[Dataset entries]

--

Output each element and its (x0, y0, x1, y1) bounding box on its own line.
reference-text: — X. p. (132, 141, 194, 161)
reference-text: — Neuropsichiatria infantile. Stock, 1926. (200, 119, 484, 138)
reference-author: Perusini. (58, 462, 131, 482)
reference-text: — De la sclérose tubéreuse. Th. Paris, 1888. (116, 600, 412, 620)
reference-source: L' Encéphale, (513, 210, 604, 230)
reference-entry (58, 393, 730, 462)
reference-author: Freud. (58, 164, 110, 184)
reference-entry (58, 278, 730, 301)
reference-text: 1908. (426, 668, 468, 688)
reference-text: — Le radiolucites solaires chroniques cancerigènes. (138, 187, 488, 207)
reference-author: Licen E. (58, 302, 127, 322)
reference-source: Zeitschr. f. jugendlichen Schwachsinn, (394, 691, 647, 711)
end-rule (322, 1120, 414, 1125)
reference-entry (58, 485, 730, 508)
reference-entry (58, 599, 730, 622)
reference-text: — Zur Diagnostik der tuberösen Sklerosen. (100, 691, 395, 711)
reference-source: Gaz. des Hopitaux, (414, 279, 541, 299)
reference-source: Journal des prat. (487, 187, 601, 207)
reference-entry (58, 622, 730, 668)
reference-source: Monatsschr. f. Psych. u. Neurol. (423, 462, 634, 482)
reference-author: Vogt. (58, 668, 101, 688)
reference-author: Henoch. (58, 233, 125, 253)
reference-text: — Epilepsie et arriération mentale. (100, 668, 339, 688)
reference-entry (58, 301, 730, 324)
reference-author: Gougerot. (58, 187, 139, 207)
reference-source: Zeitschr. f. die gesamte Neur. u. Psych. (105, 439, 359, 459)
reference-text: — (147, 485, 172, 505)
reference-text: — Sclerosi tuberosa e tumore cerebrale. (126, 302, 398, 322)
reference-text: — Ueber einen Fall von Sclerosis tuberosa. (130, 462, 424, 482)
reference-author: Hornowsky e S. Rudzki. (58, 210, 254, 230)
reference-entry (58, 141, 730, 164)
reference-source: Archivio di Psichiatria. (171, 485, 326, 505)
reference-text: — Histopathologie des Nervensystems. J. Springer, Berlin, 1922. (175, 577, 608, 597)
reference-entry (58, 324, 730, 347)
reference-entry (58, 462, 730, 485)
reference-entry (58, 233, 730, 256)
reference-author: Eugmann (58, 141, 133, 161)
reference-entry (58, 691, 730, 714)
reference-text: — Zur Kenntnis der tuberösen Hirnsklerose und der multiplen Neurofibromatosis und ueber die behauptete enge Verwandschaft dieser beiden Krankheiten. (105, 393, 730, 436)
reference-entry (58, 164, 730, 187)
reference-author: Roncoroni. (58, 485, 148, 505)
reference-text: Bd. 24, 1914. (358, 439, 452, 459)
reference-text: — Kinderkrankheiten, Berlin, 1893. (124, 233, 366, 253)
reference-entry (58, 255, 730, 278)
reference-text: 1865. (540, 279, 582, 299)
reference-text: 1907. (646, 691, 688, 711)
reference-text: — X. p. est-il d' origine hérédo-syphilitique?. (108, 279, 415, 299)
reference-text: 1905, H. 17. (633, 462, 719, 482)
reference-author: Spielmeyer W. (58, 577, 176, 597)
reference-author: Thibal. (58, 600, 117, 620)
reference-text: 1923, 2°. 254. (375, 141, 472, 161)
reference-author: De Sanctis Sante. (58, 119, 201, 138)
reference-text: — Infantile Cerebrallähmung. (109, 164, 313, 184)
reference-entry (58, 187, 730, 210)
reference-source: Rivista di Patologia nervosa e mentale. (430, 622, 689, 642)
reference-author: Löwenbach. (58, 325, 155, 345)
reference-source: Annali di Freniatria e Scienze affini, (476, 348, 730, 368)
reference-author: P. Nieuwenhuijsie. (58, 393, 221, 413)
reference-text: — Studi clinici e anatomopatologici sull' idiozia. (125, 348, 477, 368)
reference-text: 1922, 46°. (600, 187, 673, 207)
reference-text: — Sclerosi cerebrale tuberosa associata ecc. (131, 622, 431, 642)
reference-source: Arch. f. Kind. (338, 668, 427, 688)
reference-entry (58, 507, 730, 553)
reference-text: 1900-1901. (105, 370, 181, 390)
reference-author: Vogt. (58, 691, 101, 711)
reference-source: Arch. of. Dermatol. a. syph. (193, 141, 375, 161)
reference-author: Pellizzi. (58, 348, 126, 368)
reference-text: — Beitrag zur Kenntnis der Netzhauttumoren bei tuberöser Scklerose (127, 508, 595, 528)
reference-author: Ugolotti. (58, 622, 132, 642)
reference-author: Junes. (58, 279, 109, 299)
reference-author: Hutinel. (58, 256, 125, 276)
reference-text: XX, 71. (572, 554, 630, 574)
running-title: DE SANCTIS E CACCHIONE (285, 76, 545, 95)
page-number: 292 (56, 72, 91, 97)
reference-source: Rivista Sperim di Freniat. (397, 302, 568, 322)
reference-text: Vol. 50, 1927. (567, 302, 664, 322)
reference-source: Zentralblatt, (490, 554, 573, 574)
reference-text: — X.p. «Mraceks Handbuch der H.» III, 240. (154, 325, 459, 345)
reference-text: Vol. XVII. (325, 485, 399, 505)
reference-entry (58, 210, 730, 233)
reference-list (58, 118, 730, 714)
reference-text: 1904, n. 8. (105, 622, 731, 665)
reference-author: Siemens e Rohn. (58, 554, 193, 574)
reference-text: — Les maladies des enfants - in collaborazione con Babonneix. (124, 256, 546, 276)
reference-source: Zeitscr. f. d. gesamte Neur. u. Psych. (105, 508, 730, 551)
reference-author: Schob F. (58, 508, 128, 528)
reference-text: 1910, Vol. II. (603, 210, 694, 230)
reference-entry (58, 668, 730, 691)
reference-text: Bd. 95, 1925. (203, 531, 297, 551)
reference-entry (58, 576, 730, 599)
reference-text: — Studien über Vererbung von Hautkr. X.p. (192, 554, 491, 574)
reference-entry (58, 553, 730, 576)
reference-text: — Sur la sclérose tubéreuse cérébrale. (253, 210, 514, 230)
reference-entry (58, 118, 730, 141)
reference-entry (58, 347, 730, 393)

--

Pick from the records each line that contains the word "tubéreuse" and show it.

• Answer area:
reference-text: — De la sclérose tubéreuse. Th. Paris, 1888. (116, 600, 412, 620)
reference-text: — Sur la sclérose tubéreuse cérébrale. (253, 210, 514, 230)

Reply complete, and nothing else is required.